>> start LISTED ENTRIES
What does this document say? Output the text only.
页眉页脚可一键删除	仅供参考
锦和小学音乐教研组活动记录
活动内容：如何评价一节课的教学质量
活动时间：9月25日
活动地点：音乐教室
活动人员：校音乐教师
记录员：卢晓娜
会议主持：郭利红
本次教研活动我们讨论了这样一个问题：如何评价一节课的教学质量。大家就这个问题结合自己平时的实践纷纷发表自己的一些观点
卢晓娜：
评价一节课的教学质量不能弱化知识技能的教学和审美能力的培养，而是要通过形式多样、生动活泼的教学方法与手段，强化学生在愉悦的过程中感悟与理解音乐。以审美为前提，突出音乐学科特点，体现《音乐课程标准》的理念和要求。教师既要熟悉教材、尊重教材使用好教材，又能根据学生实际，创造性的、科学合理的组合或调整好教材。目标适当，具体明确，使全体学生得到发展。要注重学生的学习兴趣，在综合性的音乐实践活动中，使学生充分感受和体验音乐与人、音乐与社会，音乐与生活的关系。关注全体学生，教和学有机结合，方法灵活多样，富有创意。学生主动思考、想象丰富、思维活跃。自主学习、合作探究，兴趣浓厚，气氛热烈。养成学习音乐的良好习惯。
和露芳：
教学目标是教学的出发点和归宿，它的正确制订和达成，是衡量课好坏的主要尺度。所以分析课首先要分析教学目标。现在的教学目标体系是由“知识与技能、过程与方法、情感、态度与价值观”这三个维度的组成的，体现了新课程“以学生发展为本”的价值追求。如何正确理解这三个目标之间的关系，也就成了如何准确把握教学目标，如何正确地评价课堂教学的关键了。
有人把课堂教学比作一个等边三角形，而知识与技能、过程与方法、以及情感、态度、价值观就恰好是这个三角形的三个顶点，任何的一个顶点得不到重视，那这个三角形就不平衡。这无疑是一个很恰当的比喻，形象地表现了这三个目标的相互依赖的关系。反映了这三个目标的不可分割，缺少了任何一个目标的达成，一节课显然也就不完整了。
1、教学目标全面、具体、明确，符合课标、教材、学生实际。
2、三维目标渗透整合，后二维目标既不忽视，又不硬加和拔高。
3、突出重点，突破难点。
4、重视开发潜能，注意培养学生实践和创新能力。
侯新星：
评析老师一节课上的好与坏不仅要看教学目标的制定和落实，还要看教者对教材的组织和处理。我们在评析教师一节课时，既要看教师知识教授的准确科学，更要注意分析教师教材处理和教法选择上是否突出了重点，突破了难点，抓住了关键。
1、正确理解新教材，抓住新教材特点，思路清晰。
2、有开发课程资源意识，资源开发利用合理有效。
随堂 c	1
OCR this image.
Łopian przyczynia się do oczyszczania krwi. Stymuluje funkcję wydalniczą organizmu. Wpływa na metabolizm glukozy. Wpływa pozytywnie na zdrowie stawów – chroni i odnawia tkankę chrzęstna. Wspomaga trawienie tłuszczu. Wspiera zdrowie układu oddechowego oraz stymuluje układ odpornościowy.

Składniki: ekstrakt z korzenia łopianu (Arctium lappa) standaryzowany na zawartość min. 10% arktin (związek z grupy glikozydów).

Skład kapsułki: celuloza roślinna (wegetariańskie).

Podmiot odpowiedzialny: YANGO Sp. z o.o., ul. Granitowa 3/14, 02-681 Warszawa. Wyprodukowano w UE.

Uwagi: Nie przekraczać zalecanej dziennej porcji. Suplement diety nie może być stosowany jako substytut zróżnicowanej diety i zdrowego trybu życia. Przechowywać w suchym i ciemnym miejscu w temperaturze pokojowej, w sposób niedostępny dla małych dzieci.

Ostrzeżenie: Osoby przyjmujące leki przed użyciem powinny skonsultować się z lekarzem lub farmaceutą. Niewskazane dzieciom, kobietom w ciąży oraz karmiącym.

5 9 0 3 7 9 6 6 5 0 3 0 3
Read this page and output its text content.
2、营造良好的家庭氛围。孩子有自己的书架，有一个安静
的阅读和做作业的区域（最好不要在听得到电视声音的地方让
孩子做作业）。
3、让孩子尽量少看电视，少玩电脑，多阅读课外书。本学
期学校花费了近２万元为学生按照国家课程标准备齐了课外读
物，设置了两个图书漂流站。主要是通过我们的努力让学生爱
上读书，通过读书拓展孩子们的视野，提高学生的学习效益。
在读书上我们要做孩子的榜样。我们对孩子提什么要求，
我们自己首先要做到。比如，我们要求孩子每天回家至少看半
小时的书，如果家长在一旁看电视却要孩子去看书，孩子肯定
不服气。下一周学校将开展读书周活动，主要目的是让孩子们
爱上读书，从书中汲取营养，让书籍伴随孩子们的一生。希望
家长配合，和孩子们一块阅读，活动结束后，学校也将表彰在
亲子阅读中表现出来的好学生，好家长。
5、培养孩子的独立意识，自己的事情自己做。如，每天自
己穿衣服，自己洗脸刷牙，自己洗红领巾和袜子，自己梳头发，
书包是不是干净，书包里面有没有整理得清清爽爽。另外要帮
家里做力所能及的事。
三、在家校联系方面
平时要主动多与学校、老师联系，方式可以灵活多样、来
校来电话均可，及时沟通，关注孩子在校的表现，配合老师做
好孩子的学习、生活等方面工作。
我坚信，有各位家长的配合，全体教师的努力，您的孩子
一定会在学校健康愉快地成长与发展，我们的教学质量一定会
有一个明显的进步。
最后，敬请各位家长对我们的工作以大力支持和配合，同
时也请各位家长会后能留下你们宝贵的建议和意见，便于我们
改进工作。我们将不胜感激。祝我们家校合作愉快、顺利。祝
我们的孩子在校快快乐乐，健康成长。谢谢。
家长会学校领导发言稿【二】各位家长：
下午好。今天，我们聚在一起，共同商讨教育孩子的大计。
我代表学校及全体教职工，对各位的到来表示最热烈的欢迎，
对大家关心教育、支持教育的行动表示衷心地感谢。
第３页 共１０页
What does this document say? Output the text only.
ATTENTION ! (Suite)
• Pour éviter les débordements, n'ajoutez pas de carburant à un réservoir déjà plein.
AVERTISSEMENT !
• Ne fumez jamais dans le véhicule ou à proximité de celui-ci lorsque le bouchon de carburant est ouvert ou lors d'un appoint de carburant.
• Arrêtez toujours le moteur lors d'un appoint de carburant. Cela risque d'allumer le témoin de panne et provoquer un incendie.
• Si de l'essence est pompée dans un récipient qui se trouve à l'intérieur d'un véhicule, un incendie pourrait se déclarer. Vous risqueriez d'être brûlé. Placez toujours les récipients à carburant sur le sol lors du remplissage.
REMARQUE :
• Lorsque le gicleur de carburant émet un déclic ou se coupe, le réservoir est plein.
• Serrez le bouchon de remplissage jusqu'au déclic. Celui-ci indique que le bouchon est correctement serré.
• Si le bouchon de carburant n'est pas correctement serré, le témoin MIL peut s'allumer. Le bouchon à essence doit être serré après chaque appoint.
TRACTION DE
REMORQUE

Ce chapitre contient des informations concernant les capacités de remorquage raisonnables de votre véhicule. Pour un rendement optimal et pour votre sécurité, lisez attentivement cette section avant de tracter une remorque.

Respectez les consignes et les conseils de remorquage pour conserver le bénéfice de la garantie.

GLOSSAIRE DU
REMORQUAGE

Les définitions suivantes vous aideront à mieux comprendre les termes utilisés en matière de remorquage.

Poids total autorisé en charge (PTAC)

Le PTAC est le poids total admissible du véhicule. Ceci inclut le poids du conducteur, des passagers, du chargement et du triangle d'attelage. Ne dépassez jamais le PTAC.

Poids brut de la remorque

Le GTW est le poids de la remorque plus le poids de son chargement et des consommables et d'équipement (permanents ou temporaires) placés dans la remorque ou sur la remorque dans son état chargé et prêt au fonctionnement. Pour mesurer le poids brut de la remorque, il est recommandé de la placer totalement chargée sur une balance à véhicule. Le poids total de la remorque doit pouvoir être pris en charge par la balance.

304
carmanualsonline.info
>> end LISTED ENTRIES
Extract the complete data, matching each line exactly.

What does this document say? Output the text only.
页眉页脚可一键删除	仅供参考
锦和小学音乐教研组活动记录
活动内容：如何评价一节课的教学质量
活动时间：9月25日
活动地点：音乐教室
活动人员：校音乐教师
记录员：卢晓娜
会议主持：郭利红
本次教研活动我们讨论了这样一个问题：如何评价一节课的教学质量。大家就这个问题结合自己平时的实践纷纷发表自己的一些观点
卢晓娜：
评价一节课的教学质量不能弱化知识技能的教学和审美能力的培养，而是要通过形式多样、生动活泼的教学方法与手段，强化学生在愉悦的过程中感悟与理解音乐。以审美为前提，突出音乐学科特点，体现《音乐课程标准》的理念和要求。教师既要熟悉教材、尊重教材使用好教材，又能根据学生实际，创造性的、科学合理的组合或调整好教材。目标适当，具体明确，使全体学生得到发展。要注重学生的学习兴趣，在综合性的音乐实践活动中，使学生充分感受和体验音乐与人、音乐与社会，音乐与生活的关系。关注全体学生，教和学有机结合，方法灵活多样，富有创意。学生主动思考、想象丰富、思维活跃。自主学习、合作探究，兴趣浓厚，气氛热烈。养成学习音乐的良好习惯。
和露芳：
教学目标是教学的出发点和归宿，它的正确制订和达成，是衡量课好坏的主要尺度。所以分析课首先要分析教学目标。现在的教学目标体系是由“知识与技能、过程与方法、情感、态度与价值观”这三个维度的组成的，体现了新课程“以学生发展为本”的价值追求。如何正确理解这三个目标之间的关系，也就成了如何准确把握教学目标，如何正确地评价课堂教学的关键了。
有人把课堂教学比作一个等边三角形，而知识与技能、过程与方法、以及情感、态度、价值观就恰好是这个三角形的三个顶点，任何的一个顶点得不到重视，那这个三角形就不平衡。这无疑是一个很恰当的比喻，形象地表现了这三个目标的相互依赖的关系。反映了这三个目标的不可分割，缺少了任何一个目标的达成，一节课显然也就不完整了。
1、教学目标全面、具体、明确，符合课标、教材、学生实际。
2、三维目标渗透整合，后二维目标既不忽视，又不硬加和拔高。
3、突出重点，突破难点。
4、重视开发潜能，注意培养学生实践和创新能力。
侯新星：
评析老师一节课上的好与坏不仅要看教学目标的制定和落实，还要看教者对教材的组织和处理。我们在评析教师一节课时，既要看教师知识教授的准确科学，更要注意分析教师教材处理和教法选择上是否突出了重点，突破了难点，抓住了关键。
1、正确理解新教材，抓住新教材特点，思路清晰。
2、有开发课程资源意识，资源开发利用合理有效。
随堂 c	1
OCR this image.
Łopian przyczynia się do oczyszczania krwi. Stymuluje funkcję wydalniczą organizmu. Wpływa na metabolizm glukozy. Wpływa pozytywnie na zdrowie stawów – chroni i odnawia tkankę chrzęstna. Wspomaga trawienie tłuszczu. Wspiera zdrowie układu oddechowego oraz stymuluje układ odpornościowy.

Składniki: ekstrakt z korzenia łopianu (Arctium lappa) standaryzowany na zawartość min. 10% arktin (związek z grupy glikozydów).

Skład kapsułki: celuloza roślinna (wegetariańskie).

Podmiot odpowiedzialny: YANGO Sp. z o.o., ul. Granitowa 3/14, 02-681 Warszawa. Wyprodukowano w UE.

Uwagi: Nie przekraczać zalecanej dziennej porcji. Suplement diety nie może być stosowany jako substytut zróżnicowanej diety i zdrowego trybu życia. Przechowywać w suchym i ciemnym miejscu w temperaturze pokojowej, w sposób niedostępny dla małych dzieci.

Ostrzeżenie: Osoby przyjmujące leki przed użyciem powinny skonsultować się z lekarzem lub farmaceutą. Niewskazane dzieciom, kobietom w ciąży oraz karmiącym.

5 9 0 3 7 9 6 6 5 0 3 0 3
Read this page and output its text content.
2、营造良好的家庭氛围。孩子有自己的书架，有一个安静
的阅读和做作业的区域（最好不要在听得到电视声音的地方让
孩子做作业）。
3、让孩子尽量少看电视，少玩电脑，多阅读课外书。本学
期学校花费了近２万元为学生按照国家课程标准备齐了课外读
物，设置了两个图书漂流站。主要是通过我们的努力让学生爱
上读书，通过读书拓展孩子们的视野，提高学生的学习效益。
在读书上我们要做孩子的榜样。我们对孩子提什么要求，
我们自己首先要做到。比如，我们要求孩子每天回家至少看半
小时的书，如果家长在一旁看电视却要孩子去看书，孩子肯定
不服气。下一周学校将开展读书周活动，主要目的是让孩子们
爱上读书，从书中汲取营养，让书籍伴随孩子们的一生。希望
家长配合，和孩子们一块阅读，活动结束后，学校也将表彰在
亲子阅读中表现出来的好学生，好家长。
5、培养孩子的独立意识，自己的事情自己做。如，每天自
己穿衣服，自己洗脸刷牙，自己洗红领巾和袜子，自己梳头发，
书包是不是干净，书包里面有没有整理得清清爽爽。另外要帮
家里做力所能及的事。
三、在家校联系方面
平时要主动多与学校、老师联系，方式可以灵活多样、来
校来电话均可，及时沟通，关注孩子在校的表现，配合老师做
好孩子的学习、生活等方面工作。
我坚信，有各位家长的配合，全体教师的努力，您的孩子
一定会在学校健康愉快地成长与发展，我们的教学质量一定会
有一个明显的进步。
最后，敬请各位家长对我们的工作以大力支持和配合，同
时也请各位家长会后能留下你们宝贵的建议和意见，便于我们
改进工作。我们将不胜感激。祝我们家校合作愉快、顺利。祝
我们的孩子在校快快乐乐，健康成长。谢谢。
家长会学校领导发言稿【二】各位家长：
下午好。今天，我们聚在一起，共同商讨教育孩子的大计。
我代表学校及全体教职工，对各位的到来表示最热烈的欢迎，
对大家关心教育、支持教育的行动表示衷心地感谢。
第３页 共１０页
What does this document say? Output the text only.
ATTENTION ! (Suite)
• Pour éviter les débordements, n'ajoutez pas de carburant à un réservoir déjà plein.
AVERTISSEMENT !
• Ne fumez jamais dans le véhicule ou à proximité de celui-ci lorsque le bouchon de carburant est ouvert ou lors d'un appoint de carburant.
• Arrêtez toujours le moteur lors d'un appoint de carburant. Cela risque d'allumer le témoin de panne et provoquer un incendie.
• Si de l'essence est pompée dans un récipient qui se trouve à l'intérieur d'un véhicule, un incendie pourrait se déclarer. Vous risqueriez d'être brûlé. Placez toujours les récipients à carburant sur le sol lors du remplissage.
REMARQUE :
• Lorsque le gicleur de carburant émet un déclic ou se coupe, le réservoir est plein.
• Serrez le bouchon de remplissage jusqu'au déclic. Celui-ci indique que le bouchon est correctement serré.
• Si le bouchon de carburant n'est pas correctement serré, le témoin MIL peut s'allumer. Le bouchon à essence doit être serré après chaque appoint.
TRACTION DE
REMORQUE

Ce chapitre contient des informations concernant les capacités de remorquage raisonnables de votre véhicule. Pour un rendement optimal et pour votre sécurité, lisez attentivement cette section avant de tracter une remorque.

Respectez les consignes et les conseils de remorquage pour conserver le bénéfice de la garantie.

GLOSSAIRE DU
REMORQUAGE

Les définitions suivantes vous aideront à mieux comprendre les termes utilisés en matière de remorquage.

Poids total autorisé en charge (PTAC)

Le PTAC est le poids total admissible du véhicule. Ceci inclut le poids du conducteur, des passagers, du chargement et du triangle d'attelage. Ne dépassez jamais le PTAC.

Poids brut de la remorque

Le GTW est le poids de la remorque plus le poids de son chargement et des consommables et d'équipement (permanents ou temporaires) placés dans la remorque ou sur la remorque dans son état chargé et prêt au fonctionnement. Pour mesurer le poids brut de la remorque, il est recommandé de la placer totalement chargée sur une balance à véhicule. Le poids total de la remorque doit pouvoir être pris en charge par la balance.

304
carmanualsonline.info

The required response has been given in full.